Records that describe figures
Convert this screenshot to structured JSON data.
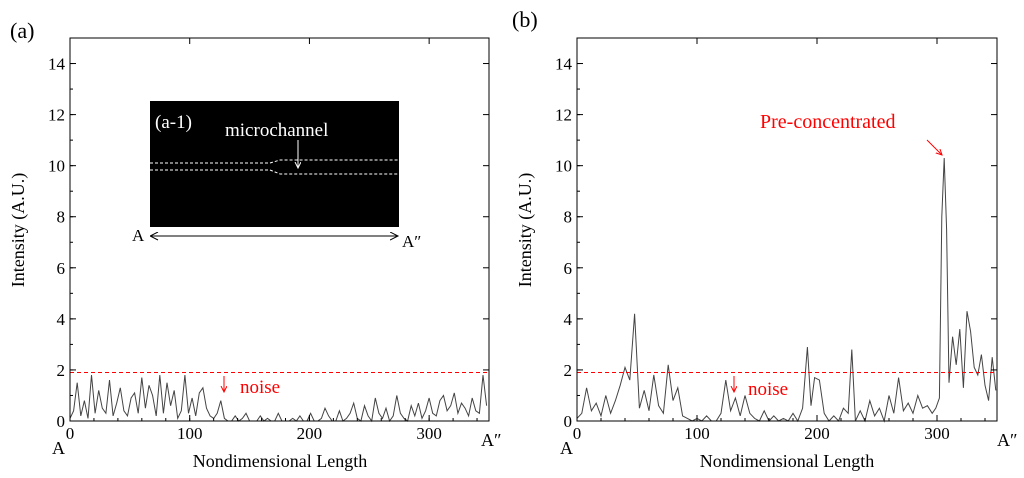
{
  "figure": {
    "colors": {
      "signal": "#444444",
      "axis": "#000000",
      "annotation": "#ff0000",
      "threshold": "#ff0000"
    }
  },
  "chart_data": [
    {
      "type": "line",
      "panel_label": "(a)",
      "xlabel": "Nondimensional Length",
      "ylabel": "Intensity (A.U.)",
      "xlim": [
        0,
        350
      ],
      "ylim": [
        0,
        15
      ],
      "x_ticks": [
        0,
        100,
        200,
        300
      ],
      "y_ticks": [
        0,
        2,
        4,
        6,
        8,
        10,
        12,
        14
      ],
      "x_tick_labels": [
        "0",
        "100",
        "200",
        "300"
      ],
      "y_tick_labels": [
        "0",
        "2",
        "4",
        "6",
        "8",
        "10",
        "12",
        "14"
      ],
      "grid": false,
      "endpoint_labels": {
        "start": "A",
        "end": "A″"
      },
      "threshold": {
        "y": 1.9,
        "label": "noise",
        "label_x": 125
      },
      "inset": {
        "label": "(a-1)",
        "annotation": "microchannel",
        "arrow_start": "A",
        "arrow_end": "A″"
      },
      "series": [
        {
          "x": [
            0,
            3,
            6,
            9,
            12,
            15,
            18,
            21,
            24,
            27,
            30,
            33,
            36,
            39,
            42,
            45,
            48,
            51,
            54,
            57,
            60,
            63,
            66,
            69,
            72,
            75,
            78,
            81,
            84,
            87,
            90,
            93,
            96,
            99,
            102,
            105,
            108,
            111,
            114,
            117,
            120,
            123,
            126,
            129,
            132,
            135,
            138,
            141,
            144,
            147,
            150,
            153,
            156,
            159,
            162,
            165,
            168,
            171,
            174,
            177,
            180,
            183,
            186,
            189,
            192,
            195,
            198,
            201,
            204,
            207,
            210,
            213,
            216,
            219,
            222,
            225,
            228,
            231,
            234,
            237,
            240,
            243,
            246,
            249,
            252,
            255,
            258,
            261,
            264,
            267,
            270,
            273,
            276,
            279,
            282,
            285,
            288,
            291,
            294,
            297,
            300,
            303,
            306,
            309,
            312,
            315,
            318,
            321,
            324,
            327,
            330,
            333,
            336,
            339,
            342,
            345,
            348
          ],
          "y": [
            0.1,
            0.4,
            1.5,
            0.2,
            0.8,
            0.1,
            1.8,
            0.3,
            1.2,
            0.5,
            0.3,
            1.6,
            0.2,
            0.7,
            1.3,
            0.4,
            0.2,
            0.9,
            1.1,
            0.3,
            1.7,
            0.5,
            1.4,
            1.0,
            0.2,
            1.8,
            0.3,
            1.5,
            0.6,
            1.2,
            0.1,
            0.4,
            1.8,
            0.3,
            0.9,
            0.2,
            1.1,
            1.3,
            0.5,
            0.2,
            0.1,
            0.3,
            0.8,
            0.1,
            0.0,
            0.0,
            0.2,
            0.0,
            0.1,
            0.3,
            0.0,
            0.0,
            0.0,
            0.2,
            0.0,
            0.1,
            0.0,
            0.0,
            0.3,
            0.0,
            0.0,
            0.0,
            0.1,
            0.0,
            0.2,
            0.0,
            0.0,
            0.3,
            0.0,
            0.0,
            0.1,
            0.5,
            0.2,
            0.0,
            0.0,
            0.4,
            0.0,
            0.1,
            0.3,
            0.7,
            0.1,
            0.0,
            0.6,
            0.2,
            0.0,
            0.9,
            0.3,
            0.1,
            0.5,
            0.0,
            0.2,
            1.0,
            0.3,
            0.1,
            0.0,
            0.6,
            0.2,
            0.7,
            0.1,
            0.4,
            0.9,
            0.3,
            0.2,
            0.8,
            1.0,
            0.4,
            0.6,
            1.1,
            0.3,
            0.7,
            0.5,
            0.2,
            0.9,
            0.4,
            0.3,
            1.8,
            0.6
          ]
        }
      ]
    },
    {
      "type": "line",
      "panel_label": "(b)",
      "xlabel": "Nondimensional Length",
      "ylabel": "Intensity (A.U.)",
      "xlim": [
        0,
        350
      ],
      "ylim": [
        0,
        15
      ],
      "x_ticks": [
        0,
        100,
        200,
        300
      ],
      "y_ticks": [
        0,
        2,
        4,
        6,
        8,
        10,
        12,
        14
      ],
      "x_tick_labels": [
        "0",
        "100",
        "200",
        "300"
      ],
      "y_tick_labels": [
        "0",
        "2",
        "4",
        "6",
        "8",
        "10",
        "12",
        "14"
      ],
      "grid": false,
      "endpoint_labels": {
        "start": "A",
        "end": "A″"
      },
      "threshold": {
        "y": 1.9,
        "label": "noise",
        "label_x": 130
      },
      "peak_annotation": {
        "label": "Pre-concentrated",
        "x": 306,
        "y": 10.3
      },
      "series": [
        {
          "x": [
            0,
            4,
            8,
            12,
            16,
            20,
            24,
            28,
            32,
            36,
            40,
            44,
            48,
            52,
            56,
            60,
            64,
            68,
            72,
            76,
            80,
            84,
            88,
            92,
            96,
            100,
            104,
            108,
            112,
            116,
            120,
            124,
            128,
            132,
            136,
            140,
            144,
            148,
            152,
            156,
            160,
            164,
            168,
            172,
            176,
            180,
            184,
            188,
            192,
            195,
            198,
            202,
            206,
            210,
            214,
            218,
            222,
            226,
            229,
            232,
            236,
            240,
            244,
            248,
            252,
            256,
            260,
            264,
            268,
            272,
            276,
            280,
            284,
            288,
            292,
            296,
            299,
            302,
            304,
            306,
            308,
            310,
            313,
            316,
            319,
            322,
            325,
            328,
            331,
            334,
            337,
            340,
            343,
            346,
            349
          ],
          "y": [
            0.1,
            0.3,
            1.3,
            0.4,
            0.7,
            0.2,
            1.0,
            0.3,
            0.8,
            1.4,
            2.1,
            1.6,
            4.2,
            0.5,
            1.2,
            0.4,
            1.8,
            0.6,
            0.3,
            2.2,
            0.8,
            1.3,
            0.2,
            0.1,
            0.0,
            0.1,
            0.0,
            0.2,
            0.0,
            0.0,
            0.3,
            1.6,
            0.4,
            0.9,
            0.2,
            1.0,
            0.3,
            0.1,
            0.0,
            0.4,
            0.0,
            0.2,
            0.0,
            0.1,
            0.0,
            0.3,
            0.0,
            0.5,
            2.9,
            0.6,
            1.7,
            1.6,
            0.3,
            0.0,
            0.2,
            0.0,
            0.5,
            0.3,
            2.8,
            0.0,
            0.4,
            0.0,
            0.8,
            0.2,
            0.5,
            0.0,
            1.0,
            0.3,
            1.7,
            0.4,
            0.7,
            0.3,
            1.0,
            0.5,
            0.6,
            0.3,
            0.5,
            0.9,
            8.0,
            10.3,
            7.5,
            1.5,
            3.3,
            2.2,
            3.6,
            1.3,
            4.3,
            3.5,
            2.1,
            1.8,
            2.6,
            1.4,
            0.8,
            2.5,
            1.2
          ]
        }
      ]
    }
  ]
}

THE TASK => Copy the whole of the material above exactly, but not its images.

TASK RESPONSE =>
Convert this screenshot to structured JSON data.
{
  "figure": {
    "colors": {
      "signal": "#444444",
      "axis": "#000000",
      "annotation": "#ff0000",
      "threshold": "#ff0000"
    }
  },
  "chart_data": [
    {
      "type": "line",
      "panel_label": "(a)",
      "xlabel": "Nondimensional Length",
      "ylabel": "Intensity (A.U.)",
      "xlim": [
        0,
        350
      ],
      "ylim": [
        0,
        15
      ],
      "x_ticks": [
        0,
        100,
        200,
        300
      ],
      "y_ticks": [
        0,
        2,
        4,
        6,
        8,
        10,
        12,
        14
      ],
      "x_tick_labels": [
        "0",
        "100",
        "200",
        "300"
      ],
      "y_tick_labels": [
        "0",
        "2",
        "4",
        "6",
        "8",
        "10",
        "12",
        "14"
      ],
      "grid": false,
      "endpoint_labels": {
        "start": "A",
        "end": "A″"
      },
      "threshold": {
        "y": 1.9,
        "label": "noise",
        "label_x": 125
      },
      "inset": {
        "label": "(a-1)",
        "annotation": "microchannel",
        "arrow_start": "A",
        "arrow_end": "A″"
      },
      "series": [
        {
          "x": [
            0,
            3,
            6,
            9,
            12,
            15,
            18,
            21,
            24,
            27,
            30,
            33,
            36,
            39,
            42,
            45,
            48,
            51,
            54,
            57,
            60,
            63,
            66,
            69,
            72,
            75,
            78,
            81,
            84,
            87,
            90,
            93,
            96,
            99,
            102,
            105,
            108,
            111,
            114,
            117,
            120,
            123,
            126,
            129,
            132,
            135,
            138,
            141,
            144,
            147,
            150,
            153,
            156,
            159,
            162,
            165,
            168,
            171,
            174,
            177,
            180,
            183,
            186,
            189,
            192,
            195,
            198,
            201,
            204,
            207,
            210,
            213,
            216,
            219,
            222,
            225,
            228,
            231,
            234,
            237,
            240,
            243,
            246,
            249,
            252,
            255,
            258,
            261,
            264,
            267,
            270,
            273,
            276,
            279,
            282,
            285,
            288,
            291,
            294,
            297,
            300,
            303,
            306,
            309,
            312,
            315,
            318,
            321,
            324,
            327,
            330,
            333,
            336,
            339,
            342,
            345,
            348
          ],
          "y": [
            0.1,
            0.4,
            1.5,
            0.2,
            0.8,
            0.1,
            1.8,
            0.3,
            1.2,
            0.5,
            0.3,
            1.6,
            0.2,
            0.7,
            1.3,
            0.4,
            0.2,
            0.9,
            1.1,
            0.3,
            1.7,
            0.5,
            1.4,
            1.0,
            0.2,
            1.8,
            0.3,
            1.5,
            0.6,
            1.2,
            0.1,
            0.4,
            1.8,
            0.3,
            0.9,
            0.2,
            1.1,
            1.3,
            0.5,
            0.2,
            0.1,
            0.3,
            0.8,
            0.1,
            0.0,
            0.0,
            0.2,
            0.0,
            0.1,
            0.3,
            0.0,
            0.0,
            0.0,
            0.2,
            0.0,
            0.1,
            0.0,
            0.0,
            0.3,
            0.0,
            0.0,
            0.0,
            0.1,
            0.0,
            0.2,
            0.0,
            0.0,
            0.3,
            0.0,
            0.0,
            0.1,
            0.5,
            0.2,
            0.0,
            0.0,
            0.4,
            0.0,
            0.1,
            0.3,
            0.7,
            0.1,
            0.0,
            0.6,
            0.2,
            0.0,
            0.9,
            0.3,
            0.1,
            0.5,
            0.0,
            0.2,
            1.0,
            0.3,
            0.1,
            0.0,
            0.6,
            0.2,
            0.7,
            0.1,
            0.4,
            0.9,
            0.3,
            0.2,
            0.8,
            1.0,
            0.4,
            0.6,
            1.1,
            0.3,
            0.7,
            0.5,
            0.2,
            0.9,
            0.4,
            0.3,
            1.8,
            0.6
          ]
        }
      ]
    },
    {
      "type": "line",
      "panel_label": "(b)",
      "xlabel": "Nondimensional Length",
      "ylabel": "Intensity (A.U.)",
      "xlim": [
        0,
        350
      ],
      "ylim": [
        0,
        15
      ],
      "x_ticks": [
        0,
        100,
        200,
        300
      ],
      "y_ticks": [
        0,
        2,
        4,
        6,
        8,
        10,
        12,
        14
      ],
      "x_tick_labels": [
        "0",
        "100",
        "200",
        "300"
      ],
      "y_tick_labels": [
        "0",
        "2",
        "4",
        "6",
        "8",
        "10",
        "12",
        "14"
      ],
      "grid": false,
      "endpoint_labels": {
        "start": "A",
        "end": "A″"
      },
      "threshold": {
        "y": 1.9,
        "label": "noise",
        "label_x": 130
      },
      "peak_annotation": {
        "label": "Pre-concentrated",
        "x": 306,
        "y": 10.3
      },
      "series": [
        {
          "x": [
            0,
            4,
            8,
            12,
            16,
            20,
            24,
            28,
            32,
            36,
            40,
            44,
            48,
            52,
            56,
            60,
            64,
            68,
            72,
            76,
            80,
            84,
            88,
            92,
            96,
            100,
            104,
            108,
            112,
            116,
            120,
            124,
            128,
            132,
            136,
            140,
            144,
            148,
            152,
            156,
            160,
            164,
            168,
            172,
            176,
            180,
            184,
            188,
            192,
            195,
            198,
            202,
            206,
            210,
            214,
            218,
            222,
            226,
            229,
            232,
            236,
            240,
            244,
            248,
            252,
            256,
            260,
            264,
            268,
            272,
            276,
            280,
            284,
            288,
            292,
            296,
            299,
            302,
            304,
            306,
            308,
            310,
            313,
            316,
            319,
            322,
            325,
            328,
            331,
            334,
            337,
            340,
            343,
            346,
            349
          ],
          "y": [
            0.1,
            0.3,
            1.3,
            0.4,
            0.7,
            0.2,
            1.0,
            0.3,
            0.8,
            1.4,
            2.1,
            1.6,
            4.2,
            0.5,
            1.2,
            0.4,
            1.8,
            0.6,
            0.3,
            2.2,
            0.8,
            1.3,
            0.2,
            0.1,
            0.0,
            0.1,
            0.0,
            0.2,
            0.0,
            0.0,
            0.3,
            1.6,
            0.4,
            0.9,
            0.2,
            1.0,
            0.3,
            0.1,
            0.0,
            0.4,
            0.0,
            0.2,
            0.0,
            0.1,
            0.0,
            0.3,
            0.0,
            0.5,
            2.9,
            0.6,
            1.7,
            1.6,
            0.3,
            0.0,
            0.2,
            0.0,
            0.5,
            0.3,
            2.8,
            0.0,
            0.4,
            0.0,
            0.8,
            0.2,
            0.5,
            0.0,
            1.0,
            0.3,
            1.7,
            0.4,
            0.7,
            0.3,
            1.0,
            0.5,
            0.6,
            0.3,
            0.5,
            0.9,
            8.0,
            10.3,
            7.5,
            1.5,
            3.3,
            2.2,
            3.6,
            1.3,
            4.3,
            3.5,
            2.1,
            1.8,
            2.6,
            1.4,
            0.8,
            2.5,
            1.2
          ]
        }
      ]
    }
  ]
}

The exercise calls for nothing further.